■ Source document
= = = = = = =

Open Mythos RDT Reuses Layers for Deeper Reasoning
Recurrent Depth Transformer (RDT) loops a small set of layers up to 16 times with shared weights, matching 1.3B param transformers using just 770M params via hidden latent reasoning.
Recurrent Depth Transformer Enables Efficient Deep Thinking
Recurrent Depth Transformer (RDT) in Open Mythos, an open-source PyTorch implementation by Kai Gomez hypothesizing Anthropic's Claude Mythos, reuses a compact set of layers instead of stacking billions of parameters. Structure includes a prelude encoding input once, a core recurrent block looping up to 16 times, and a coda for output. Each loop updates hidden state via h_t = A * h_ + B * x + C * transformer(h_, x), blending prior state, original input, and new computation to prevent drift. This yields deeper inference-time thinking without deeper training architecture.

= = = = = = =

■ The data
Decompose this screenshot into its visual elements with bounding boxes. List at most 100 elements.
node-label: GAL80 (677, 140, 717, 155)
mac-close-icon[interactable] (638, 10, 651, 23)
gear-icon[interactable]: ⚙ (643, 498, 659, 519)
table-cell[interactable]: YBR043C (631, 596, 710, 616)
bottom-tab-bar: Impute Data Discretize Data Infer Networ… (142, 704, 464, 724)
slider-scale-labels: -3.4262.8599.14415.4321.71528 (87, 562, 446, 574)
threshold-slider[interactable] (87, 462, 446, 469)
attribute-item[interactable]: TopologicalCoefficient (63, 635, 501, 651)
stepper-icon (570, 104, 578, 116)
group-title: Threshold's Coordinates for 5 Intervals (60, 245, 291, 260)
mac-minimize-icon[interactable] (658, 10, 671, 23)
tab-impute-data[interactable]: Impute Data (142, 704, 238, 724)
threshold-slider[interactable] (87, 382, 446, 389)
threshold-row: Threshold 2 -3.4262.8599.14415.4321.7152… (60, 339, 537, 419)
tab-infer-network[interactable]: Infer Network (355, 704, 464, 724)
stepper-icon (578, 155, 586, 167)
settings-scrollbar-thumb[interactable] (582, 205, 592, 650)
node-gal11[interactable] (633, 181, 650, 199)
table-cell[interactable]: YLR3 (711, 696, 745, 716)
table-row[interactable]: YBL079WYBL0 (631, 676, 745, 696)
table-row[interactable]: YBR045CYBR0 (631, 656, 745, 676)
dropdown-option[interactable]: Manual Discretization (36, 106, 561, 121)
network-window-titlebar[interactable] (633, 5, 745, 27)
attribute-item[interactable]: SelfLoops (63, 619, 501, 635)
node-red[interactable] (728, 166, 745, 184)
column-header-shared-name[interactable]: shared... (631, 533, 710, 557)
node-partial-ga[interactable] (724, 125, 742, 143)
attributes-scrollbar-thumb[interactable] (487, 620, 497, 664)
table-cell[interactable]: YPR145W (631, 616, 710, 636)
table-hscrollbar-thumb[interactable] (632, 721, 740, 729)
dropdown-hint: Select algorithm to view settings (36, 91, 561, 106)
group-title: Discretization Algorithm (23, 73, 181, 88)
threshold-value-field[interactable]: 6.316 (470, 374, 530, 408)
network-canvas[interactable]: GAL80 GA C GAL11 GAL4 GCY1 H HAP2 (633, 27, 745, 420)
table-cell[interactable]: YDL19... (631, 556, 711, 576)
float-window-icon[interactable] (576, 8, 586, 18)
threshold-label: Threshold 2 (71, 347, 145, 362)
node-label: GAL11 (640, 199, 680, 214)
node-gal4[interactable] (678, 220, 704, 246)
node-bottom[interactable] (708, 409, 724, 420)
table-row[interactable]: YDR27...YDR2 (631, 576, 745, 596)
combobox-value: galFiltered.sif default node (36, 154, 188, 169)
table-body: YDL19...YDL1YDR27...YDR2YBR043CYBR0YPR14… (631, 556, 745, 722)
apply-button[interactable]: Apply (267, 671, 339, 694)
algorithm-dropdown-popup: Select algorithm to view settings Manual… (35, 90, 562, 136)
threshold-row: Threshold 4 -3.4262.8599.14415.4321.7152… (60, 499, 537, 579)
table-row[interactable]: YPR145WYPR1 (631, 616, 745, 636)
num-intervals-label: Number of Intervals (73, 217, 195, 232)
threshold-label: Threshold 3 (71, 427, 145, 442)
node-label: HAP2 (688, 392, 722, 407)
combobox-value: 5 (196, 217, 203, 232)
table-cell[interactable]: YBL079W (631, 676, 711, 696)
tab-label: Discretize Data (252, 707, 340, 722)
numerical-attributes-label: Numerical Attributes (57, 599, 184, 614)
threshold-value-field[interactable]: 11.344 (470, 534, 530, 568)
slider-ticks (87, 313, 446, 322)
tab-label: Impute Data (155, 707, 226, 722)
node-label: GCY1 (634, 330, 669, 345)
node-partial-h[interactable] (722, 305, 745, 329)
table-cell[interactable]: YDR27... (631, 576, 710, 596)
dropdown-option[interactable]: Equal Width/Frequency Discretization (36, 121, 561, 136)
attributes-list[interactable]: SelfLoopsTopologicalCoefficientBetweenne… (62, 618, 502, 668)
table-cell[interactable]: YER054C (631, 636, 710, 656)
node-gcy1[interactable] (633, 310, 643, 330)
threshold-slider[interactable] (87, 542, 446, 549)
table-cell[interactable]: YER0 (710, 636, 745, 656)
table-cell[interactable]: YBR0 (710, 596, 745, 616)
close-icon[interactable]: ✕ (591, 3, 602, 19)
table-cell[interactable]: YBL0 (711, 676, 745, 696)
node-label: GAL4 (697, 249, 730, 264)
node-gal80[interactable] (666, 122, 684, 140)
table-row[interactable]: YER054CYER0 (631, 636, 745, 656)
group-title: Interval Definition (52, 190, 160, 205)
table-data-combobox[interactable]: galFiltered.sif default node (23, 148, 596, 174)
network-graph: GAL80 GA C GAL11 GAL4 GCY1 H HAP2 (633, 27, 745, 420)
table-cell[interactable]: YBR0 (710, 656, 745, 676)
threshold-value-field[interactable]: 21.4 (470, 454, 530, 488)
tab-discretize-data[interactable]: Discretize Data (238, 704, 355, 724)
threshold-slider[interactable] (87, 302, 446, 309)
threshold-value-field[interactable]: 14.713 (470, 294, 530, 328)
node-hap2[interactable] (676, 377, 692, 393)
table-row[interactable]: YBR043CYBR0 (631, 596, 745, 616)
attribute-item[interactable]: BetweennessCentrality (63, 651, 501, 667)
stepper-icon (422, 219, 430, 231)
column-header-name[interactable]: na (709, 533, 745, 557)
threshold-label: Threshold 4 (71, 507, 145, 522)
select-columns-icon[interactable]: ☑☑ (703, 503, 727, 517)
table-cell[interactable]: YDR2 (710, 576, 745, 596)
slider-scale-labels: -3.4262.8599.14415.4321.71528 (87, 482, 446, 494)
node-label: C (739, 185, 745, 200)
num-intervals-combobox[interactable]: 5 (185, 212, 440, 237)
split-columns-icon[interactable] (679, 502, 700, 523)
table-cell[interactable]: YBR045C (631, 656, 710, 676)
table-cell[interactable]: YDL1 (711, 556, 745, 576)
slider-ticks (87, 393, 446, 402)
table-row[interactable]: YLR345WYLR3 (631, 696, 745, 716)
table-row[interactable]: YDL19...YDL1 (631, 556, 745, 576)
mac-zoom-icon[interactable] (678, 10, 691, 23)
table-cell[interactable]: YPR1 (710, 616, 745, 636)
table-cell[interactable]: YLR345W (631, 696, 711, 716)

= = = = = = =

■ Questions
- a) Reproduce the Open Mythos article from "Open Mythos RDT" up to and including "hidden latent reasoning.", renaming every "RDT" as "LDT".
- b) Using the Open Mythos article, answer these:
(i) How many parameters does the Recurrent Depth Transformer use to match 1.3B param transformers?
(ii) Who created the open-source PyTorch implementation?
(iii) What component encodes the input once?

■ Task-by-task answers
- a)
Open Mythos LDT Reuses Layers for Deeper Reasoning
Recurrent Depth Transformer (LDT) loops a small set of layers up to 16 times with shared weights, matching 1.3B param transformers using just 770M params via hidden latent reasoning.

- b)
(i) 770M parameters.
(ii) Kai Gomez.
(iii) The prelude.